Your task is to reproduce the entries below word for word.
-- Start of DATA ENTRIES --
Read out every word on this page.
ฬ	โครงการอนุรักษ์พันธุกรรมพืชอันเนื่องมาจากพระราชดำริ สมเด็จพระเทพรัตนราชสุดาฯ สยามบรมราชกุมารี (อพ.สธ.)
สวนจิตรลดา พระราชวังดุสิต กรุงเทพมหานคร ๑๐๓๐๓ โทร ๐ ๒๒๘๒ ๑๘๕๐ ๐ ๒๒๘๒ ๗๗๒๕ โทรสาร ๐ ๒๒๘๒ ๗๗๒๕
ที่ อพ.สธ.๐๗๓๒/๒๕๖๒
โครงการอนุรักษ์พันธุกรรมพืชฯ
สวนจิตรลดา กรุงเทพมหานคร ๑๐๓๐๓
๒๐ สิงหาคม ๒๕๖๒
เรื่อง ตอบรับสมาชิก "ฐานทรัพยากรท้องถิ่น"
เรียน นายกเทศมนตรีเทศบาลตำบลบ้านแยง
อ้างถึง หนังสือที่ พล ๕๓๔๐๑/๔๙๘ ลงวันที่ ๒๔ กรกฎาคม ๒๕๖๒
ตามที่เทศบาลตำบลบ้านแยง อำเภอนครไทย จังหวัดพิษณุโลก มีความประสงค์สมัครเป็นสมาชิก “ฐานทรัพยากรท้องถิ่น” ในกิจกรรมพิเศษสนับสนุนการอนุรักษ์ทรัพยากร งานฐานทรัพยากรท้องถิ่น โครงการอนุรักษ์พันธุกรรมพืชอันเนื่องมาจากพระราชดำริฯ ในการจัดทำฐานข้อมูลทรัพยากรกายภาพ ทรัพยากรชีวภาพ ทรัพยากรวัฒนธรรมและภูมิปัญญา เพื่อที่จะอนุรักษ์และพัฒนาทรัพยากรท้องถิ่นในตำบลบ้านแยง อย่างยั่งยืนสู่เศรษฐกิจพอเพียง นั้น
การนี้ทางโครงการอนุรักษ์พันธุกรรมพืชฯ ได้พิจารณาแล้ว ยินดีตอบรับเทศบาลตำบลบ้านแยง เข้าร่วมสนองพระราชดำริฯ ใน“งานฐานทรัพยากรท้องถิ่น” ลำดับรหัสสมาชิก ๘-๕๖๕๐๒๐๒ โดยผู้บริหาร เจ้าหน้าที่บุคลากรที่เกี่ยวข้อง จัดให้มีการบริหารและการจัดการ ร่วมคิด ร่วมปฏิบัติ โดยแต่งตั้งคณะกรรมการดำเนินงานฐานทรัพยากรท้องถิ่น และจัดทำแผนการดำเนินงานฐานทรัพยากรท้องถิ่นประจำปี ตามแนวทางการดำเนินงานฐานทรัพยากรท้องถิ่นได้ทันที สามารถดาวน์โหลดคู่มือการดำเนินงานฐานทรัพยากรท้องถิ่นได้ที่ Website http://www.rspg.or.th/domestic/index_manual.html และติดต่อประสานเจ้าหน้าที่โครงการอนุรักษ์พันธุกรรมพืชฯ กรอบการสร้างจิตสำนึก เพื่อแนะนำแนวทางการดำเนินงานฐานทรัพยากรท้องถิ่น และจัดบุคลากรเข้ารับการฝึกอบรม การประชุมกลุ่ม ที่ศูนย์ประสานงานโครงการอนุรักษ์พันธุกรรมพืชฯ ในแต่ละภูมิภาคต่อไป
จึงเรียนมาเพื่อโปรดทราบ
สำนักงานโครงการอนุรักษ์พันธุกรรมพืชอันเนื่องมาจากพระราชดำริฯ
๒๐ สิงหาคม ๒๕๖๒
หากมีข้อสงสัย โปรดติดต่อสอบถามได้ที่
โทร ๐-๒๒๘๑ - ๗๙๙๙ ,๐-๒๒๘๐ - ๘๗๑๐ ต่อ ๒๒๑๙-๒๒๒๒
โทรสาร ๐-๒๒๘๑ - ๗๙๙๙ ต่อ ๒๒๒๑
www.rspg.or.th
-- End of DATA ENTRIES --
## RESPONSE TO THE TASK
Read out every word on this page.
ฬ	โครงการอนุรักษ์พันธุกรรมพืชอันเนื่องมาจากพระราชดำริ สมเด็จพระเทพรัตนราชสุดาฯ สยามบรมราชกุมารี (อพ.สธ.)
สวนจิตรลดา พระราชวังดุสิต กรุงเทพมหานคร ๑๐๓๐๓ โทร ๐ ๒๒๘๒ ๑๘๕๐ ๐ ๒๒๘๒ ๗๗๒๕ โทรสาร ๐ ๒๒๘๒ ๗๗๒๕
ที่ อพ.สธ.๐๗๓๒/๒๕๖๒
โครงการอนุรักษ์พันธุกรรมพืชฯ
สวนจิตรลดา กรุงเทพมหานคร ๑๐๓๐๓
๒๐ สิงหาคม ๒๕๖๒
เรื่อง ตอบรับสมาชิก "ฐานทรัพยากรท้องถิ่น"
เรียน นายกเทศมนตรีเทศบาลตำบลบ้านแยง
อ้างถึง หนังสือที่ พล ๕๓๔๐๑/๔๙๘ ลงวันที่ ๒๔ กรกฎาคม ๒๕๖๒
ตามที่เทศบาลตำบลบ้านแยง อำเภอนครไทย จังหวัดพิษณุโลก มีความประสงค์สมัครเป็นสมาชิก “ฐานทรัพยากรท้องถิ่น” ในกิจกรรมพิเศษสนับสนุนการอนุรักษ์ทรัพยากร งานฐานทรัพยากรท้องถิ่น โครงการอนุรักษ์พันธุกรรมพืชอันเนื่องมาจากพระราชดำริฯ ในการจัดทำฐานข้อมูลทรัพยากรกายภาพ ทรัพยากรชีวภาพ ทรัพยากรวัฒนธรรมและภูมิปัญญา เพื่อที่จะอนุรักษ์และพัฒนาทรัพยากรท้องถิ่นในตำบลบ้านแยง อย่างยั่งยืนสู่เศรษฐกิจพอเพียง นั้น
การนี้ทางโครงการอนุรักษ์พันธุกรรมพืชฯ ได้พิจารณาแล้ว ยินดีตอบรับเทศบาลตำบลบ้านแยง เข้าร่วมสนองพระราชดำริฯ ใน“งานฐานทรัพยากรท้องถิ่น” ลำดับรหัสสมาชิก ๘-๕๖๕๐๒๐๒ โดยผู้บริหาร เจ้าหน้าที่บุคลากรที่เกี่ยวข้อง จัดให้มีการบริหารและการจัดการ ร่วมคิด ร่วมปฏิบัติ โดยแต่งตั้งคณะกรรมการดำเนินงานฐานทรัพยากรท้องถิ่น และจัดทำแผนการดำเนินงานฐานทรัพยากรท้องถิ่นประจำปี ตามแนวทางการดำเนินงานฐานทรัพยากรท้องถิ่นได้ทันที สามารถดาวน์โหลดคู่มือการดำเนินงานฐานทรัพยากรท้องถิ่นได้ที่ Website http://www.rspg.or.th/domestic/index_manual.html และติดต่อประสานเจ้าหน้าที่โครงการอนุรักษ์พันธุกรรมพืชฯ กรอบการสร้างจิตสำนึก เพื่อแนะนำแนวทางการดำเนินงานฐานทรัพยากรท้องถิ่น และจัดบุคลากรเข้ารับการฝึกอบรม การประชุมกลุ่ม ที่ศูนย์ประสานงานโครงการอนุรักษ์พันธุกรรมพืชฯ ในแต่ละภูมิภาคต่อไป
จึงเรียนมาเพื่อโปรดทราบ
สำนักงานโครงการอนุรักษ์พันธุกรรมพืชอันเนื่องมาจากพระราชดำริฯ
๒๐ สิงหาคม ๒๕๖๒
หากมีข้อสงสัย โปรดติดต่อสอบถามได้ที่
โทร ๐-๒๒๘๑ - ๗๙๙๙ ,๐-๒๒๘๐ - ๘๗๑๐ ต่อ ๒๒๑๙-๒๒๒๒
โทรสาร ๐-๒๒๘๑ - ๗๙๙๙ ต่อ ๒๒๒๑
www.rspg.or.th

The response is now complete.